__Given request__. Copy out each line of the material below that holds the string "color".
═══ Material for this task
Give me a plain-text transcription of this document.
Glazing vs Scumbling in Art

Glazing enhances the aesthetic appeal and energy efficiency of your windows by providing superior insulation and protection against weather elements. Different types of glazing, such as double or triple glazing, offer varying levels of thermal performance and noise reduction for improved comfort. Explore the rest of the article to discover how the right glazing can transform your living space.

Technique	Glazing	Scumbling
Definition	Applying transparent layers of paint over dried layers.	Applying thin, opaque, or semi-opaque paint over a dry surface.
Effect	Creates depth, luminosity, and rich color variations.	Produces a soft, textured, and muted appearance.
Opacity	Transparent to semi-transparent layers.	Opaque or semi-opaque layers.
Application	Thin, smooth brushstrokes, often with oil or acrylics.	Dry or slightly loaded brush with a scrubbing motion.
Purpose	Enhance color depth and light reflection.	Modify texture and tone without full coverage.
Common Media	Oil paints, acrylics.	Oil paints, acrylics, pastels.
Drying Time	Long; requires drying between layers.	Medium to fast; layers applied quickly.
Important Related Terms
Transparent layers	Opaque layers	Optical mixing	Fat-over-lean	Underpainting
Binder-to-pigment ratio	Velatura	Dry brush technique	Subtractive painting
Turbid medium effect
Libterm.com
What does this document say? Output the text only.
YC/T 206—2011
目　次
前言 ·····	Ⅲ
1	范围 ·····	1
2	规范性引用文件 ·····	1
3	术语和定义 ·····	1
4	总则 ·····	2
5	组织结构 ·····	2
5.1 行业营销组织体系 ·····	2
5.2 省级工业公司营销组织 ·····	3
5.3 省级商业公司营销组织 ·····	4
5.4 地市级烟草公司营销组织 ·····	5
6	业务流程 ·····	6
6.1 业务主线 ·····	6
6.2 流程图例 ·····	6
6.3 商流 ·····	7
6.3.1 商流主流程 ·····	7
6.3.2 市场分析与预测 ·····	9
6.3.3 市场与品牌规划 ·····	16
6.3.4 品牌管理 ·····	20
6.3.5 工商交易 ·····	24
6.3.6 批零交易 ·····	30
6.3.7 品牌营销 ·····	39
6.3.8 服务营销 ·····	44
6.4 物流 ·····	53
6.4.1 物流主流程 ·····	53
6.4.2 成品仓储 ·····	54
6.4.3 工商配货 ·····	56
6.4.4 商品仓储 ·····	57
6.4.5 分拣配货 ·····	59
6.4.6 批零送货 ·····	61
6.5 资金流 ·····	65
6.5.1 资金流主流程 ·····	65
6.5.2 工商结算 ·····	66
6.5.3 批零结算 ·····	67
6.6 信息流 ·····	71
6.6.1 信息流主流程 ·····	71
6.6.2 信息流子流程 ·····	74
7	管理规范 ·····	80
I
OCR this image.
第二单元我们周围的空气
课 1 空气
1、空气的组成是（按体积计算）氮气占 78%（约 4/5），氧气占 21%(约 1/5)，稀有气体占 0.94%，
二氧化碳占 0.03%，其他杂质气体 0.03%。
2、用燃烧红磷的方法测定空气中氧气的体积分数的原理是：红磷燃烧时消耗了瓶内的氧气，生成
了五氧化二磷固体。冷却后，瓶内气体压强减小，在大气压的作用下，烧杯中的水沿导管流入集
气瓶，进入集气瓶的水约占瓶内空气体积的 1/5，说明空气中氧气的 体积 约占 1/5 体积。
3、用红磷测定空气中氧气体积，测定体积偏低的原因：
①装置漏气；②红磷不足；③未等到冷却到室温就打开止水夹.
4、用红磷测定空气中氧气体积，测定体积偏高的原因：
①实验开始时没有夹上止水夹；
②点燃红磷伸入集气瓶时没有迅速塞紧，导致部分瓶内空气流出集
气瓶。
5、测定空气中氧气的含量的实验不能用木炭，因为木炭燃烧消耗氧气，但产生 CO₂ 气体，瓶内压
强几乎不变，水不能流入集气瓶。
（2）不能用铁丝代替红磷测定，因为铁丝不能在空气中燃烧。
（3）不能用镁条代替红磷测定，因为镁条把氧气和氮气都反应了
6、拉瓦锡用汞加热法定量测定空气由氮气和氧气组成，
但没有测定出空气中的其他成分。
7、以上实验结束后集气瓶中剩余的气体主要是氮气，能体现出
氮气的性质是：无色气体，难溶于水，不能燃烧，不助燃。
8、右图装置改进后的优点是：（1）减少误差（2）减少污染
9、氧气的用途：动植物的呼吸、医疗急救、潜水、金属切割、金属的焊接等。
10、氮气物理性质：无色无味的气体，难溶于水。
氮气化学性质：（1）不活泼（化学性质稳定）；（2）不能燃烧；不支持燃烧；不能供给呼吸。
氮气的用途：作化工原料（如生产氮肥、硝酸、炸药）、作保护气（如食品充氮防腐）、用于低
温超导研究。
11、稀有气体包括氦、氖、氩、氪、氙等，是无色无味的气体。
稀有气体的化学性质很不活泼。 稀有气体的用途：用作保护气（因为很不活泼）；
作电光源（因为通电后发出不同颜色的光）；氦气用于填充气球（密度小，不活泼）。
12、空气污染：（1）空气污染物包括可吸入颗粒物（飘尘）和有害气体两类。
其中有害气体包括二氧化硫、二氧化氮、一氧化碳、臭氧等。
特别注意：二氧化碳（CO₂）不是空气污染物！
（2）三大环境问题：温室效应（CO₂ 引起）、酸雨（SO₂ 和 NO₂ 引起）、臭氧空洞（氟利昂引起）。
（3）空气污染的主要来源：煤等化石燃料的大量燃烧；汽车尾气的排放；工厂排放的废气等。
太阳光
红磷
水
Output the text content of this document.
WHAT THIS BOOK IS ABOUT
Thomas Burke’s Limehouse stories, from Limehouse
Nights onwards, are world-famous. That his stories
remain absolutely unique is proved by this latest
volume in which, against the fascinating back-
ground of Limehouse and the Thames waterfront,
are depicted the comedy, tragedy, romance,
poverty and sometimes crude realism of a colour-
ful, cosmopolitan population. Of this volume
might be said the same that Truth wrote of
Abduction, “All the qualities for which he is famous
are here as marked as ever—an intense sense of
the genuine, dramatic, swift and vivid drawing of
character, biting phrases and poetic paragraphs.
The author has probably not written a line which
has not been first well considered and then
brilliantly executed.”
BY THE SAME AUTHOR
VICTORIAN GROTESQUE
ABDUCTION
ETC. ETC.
══════
__Finished answer__.
Effect	Creates depth, luminosity, and rich color variations.	Produces a soft, textured, and muted appearance.
Purpose	Enhance color depth and light reflection.	Modify texture and tone without full coverage.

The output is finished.